■ Exercise requirements ■
Continue the news article about the Supreme Court's homeless camping case from where it stops.

■ Text shown ■
A case being heard by the U.S. Supreme Court on Monday could have ramifications for homeless populations around the country, including in Massachusetts, where high home prices have forced a rising number of people out of their homes.

The case, City of Grants Pass, Oregon v. Johnson, will determine if regulations outlawing camping on public land are unconstitutional when there is no alternative for people without shelter.

While such laws are used by some municipalities to clear homeless encampments under the argument that they are dangerous to public health, advocates say they hurt, rather than help, unhoused people.

“In jurisdictions where encampments exist without interference, that is a policy choice, not a judicial mandate,” attorneys arguing against the camping bans wrote in court documents.

“For years, political leaders have chosen to tolerate encampments as an alternative to meaningfully addressing the wester region’s severe housing shortage,” they continued. “As the homelessness crisis has escalated, (they) have faced intense public backlash for their failed policies, and it is easier to blame the courts than to take responsibility for finding a solution.”

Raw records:
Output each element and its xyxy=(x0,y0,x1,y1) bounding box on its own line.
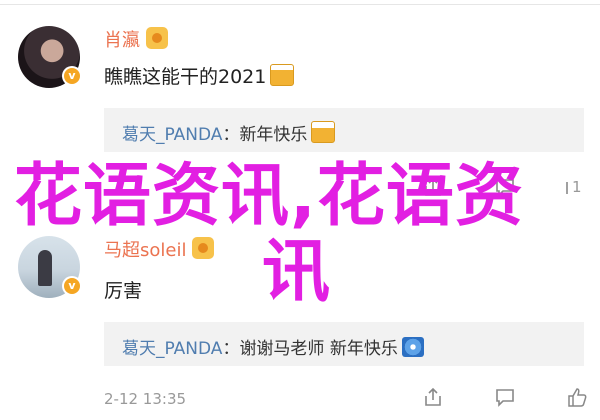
comment-icon[interactable] xyxy=(494,386,516,408)
beer-mug-icon xyxy=(270,64,295,86)
top-divider xyxy=(0,4,600,5)
comment-username[interactable]: 肖瀛 xyxy=(104,26,168,52)
fireworks-icon xyxy=(401,337,424,357)
like-count: 1 xyxy=(572,178,582,196)
verified-badge-icon: v xyxy=(62,276,82,296)
comment-username[interactable]: 马超soleil xyxy=(104,236,215,262)
comment-text: 瞧瞧这能干的2021 xyxy=(104,62,295,89)
reply-author[interactable]: 葛天_PANDA xyxy=(122,339,222,359)
watermark-text: 讯 xyxy=(262,233,331,312)
share-icon[interactable] xyxy=(422,386,444,408)
thumbs-up-icon[interactable] xyxy=(566,386,588,408)
comment-text: 厉害 xyxy=(104,280,143,302)
fan-badge-icon xyxy=(192,237,215,259)
reply-text: 谢谢马老师 新年快乐 xyxy=(239,339,398,359)
reply-preview[interactable]: 葛天_PANDA：谢谢马老师 新年快乐 xyxy=(104,322,584,366)
verified-badge-icon: v xyxy=(62,66,82,86)
fan-badge-icon xyxy=(146,27,168,49)
comment-timestamp: 2-12 13:35 xyxy=(104,390,187,408)
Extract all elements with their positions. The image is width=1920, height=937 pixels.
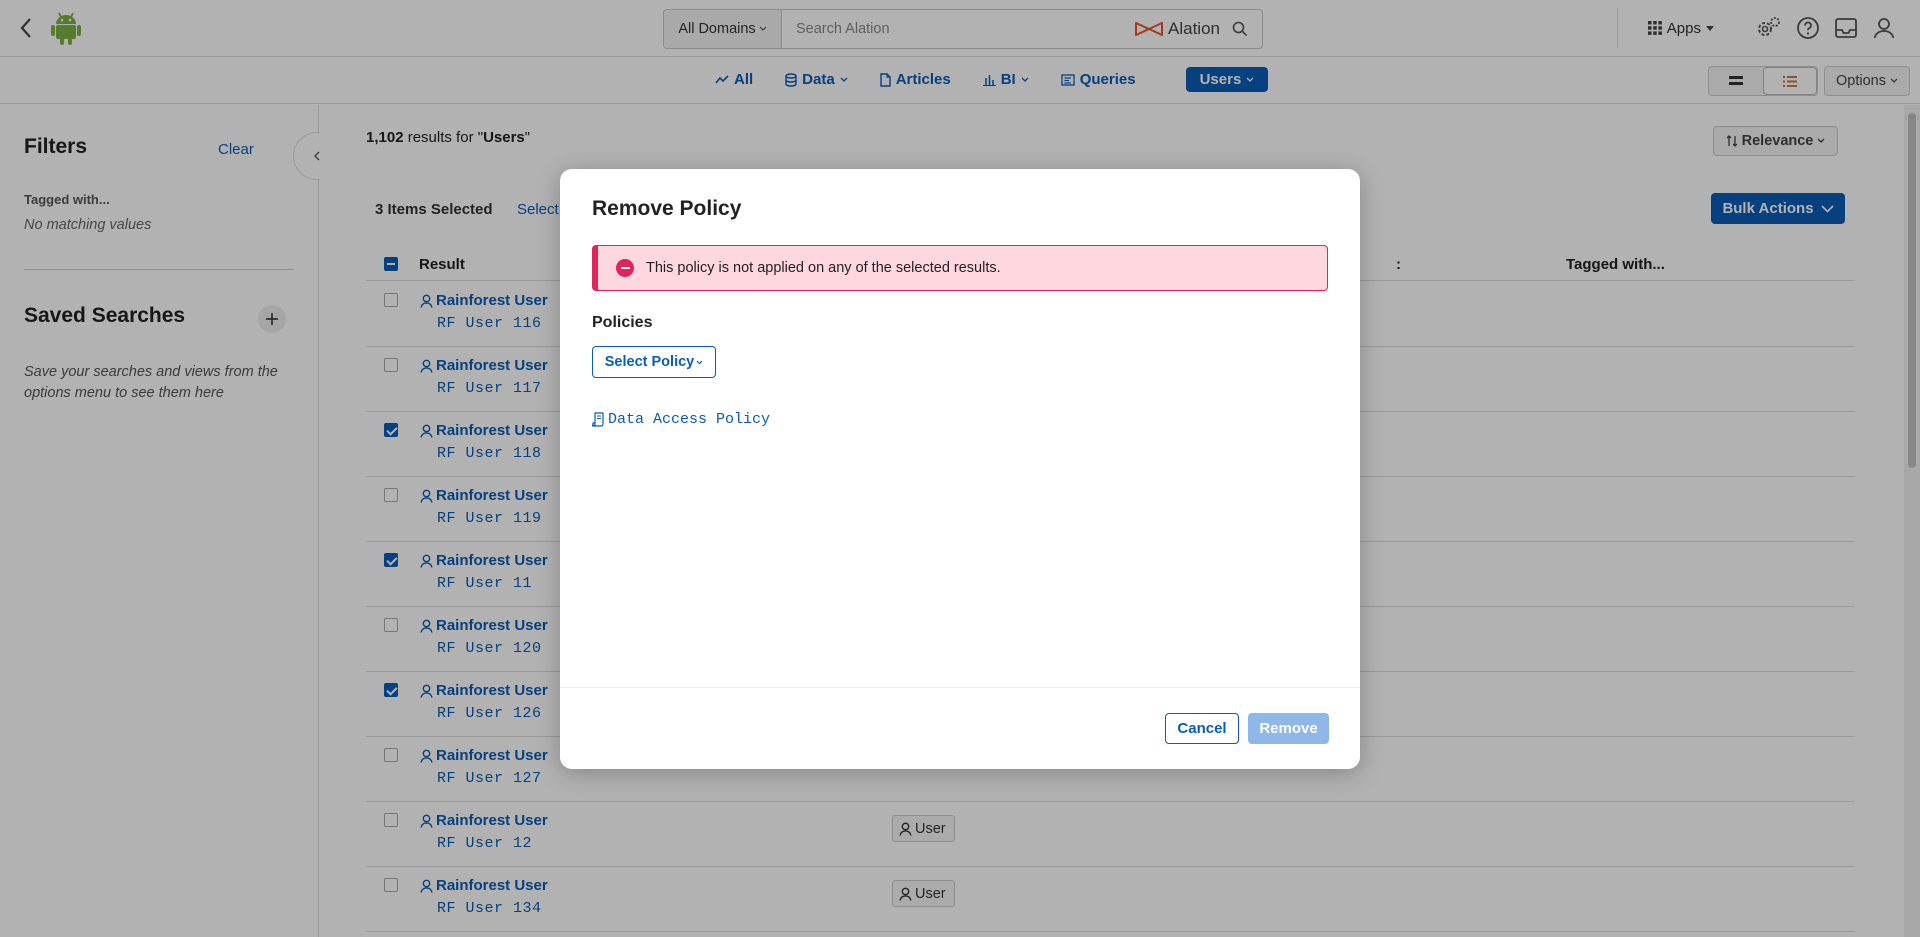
minus-circle-icon	[616, 259, 634, 277]
policies-label: Policies	[592, 314, 653, 331]
dialog-title: Remove Policy	[592, 197, 742, 220]
remove-policy-dialog: Remove Policy This policy is not applied…	[560, 169, 1360, 769]
policy-link-label: Data Access Policy	[608, 411, 771, 428]
error-alert: This policy is not applied on any of the…	[592, 245, 1328, 291]
select-policy-label: Select Policy	[604, 354, 695, 370]
alert-text: This policy is not applied on any of the…	[646, 260, 1001, 276]
dialog-footer: Cancel Remove	[560, 687, 1360, 769]
data-access-policy-link[interactable]: Data Access Policy	[592, 411, 770, 428]
cancel-button[interactable]: Cancel	[1165, 713, 1239, 744]
remove-button[interactable]: Remove	[1248, 713, 1329, 744]
chevron-down-icon	[696, 360, 703, 364]
policy-document-icon	[592, 412, 604, 427]
select-policy-dropdown[interactable]: Select Policy	[592, 346, 716, 378]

■ Result ■
According to court documents, the city of Grants Pass, Ore. implemented a series of ordinances in 2013 that outlawed occupying a campsite on public property, sleeping in a car for two or more consecutive hours overnight and sleeping on public sidewalks and streets at any time.

In 2018, a class action lawsuit was filed against the city challenging these regulations.

The attorneys representing the class wrote that at the time they were passed, city officials made it clear they wished to make the city “uncomfortable” enough that unhoused people would leave entirely.

They argued that because there were virtually no shelter beds available in Grants Pass, homeless residents have no choice but to sleep outside, and therefore these regulations were criminalizing them for the state of being homeless, a breach of the Eighth Amendment protections against cruel and unusual punishment.

In addition, by imposing fines that many homeless people would not be able to afford, the city was only making it more difficult for them to find housing or jobs.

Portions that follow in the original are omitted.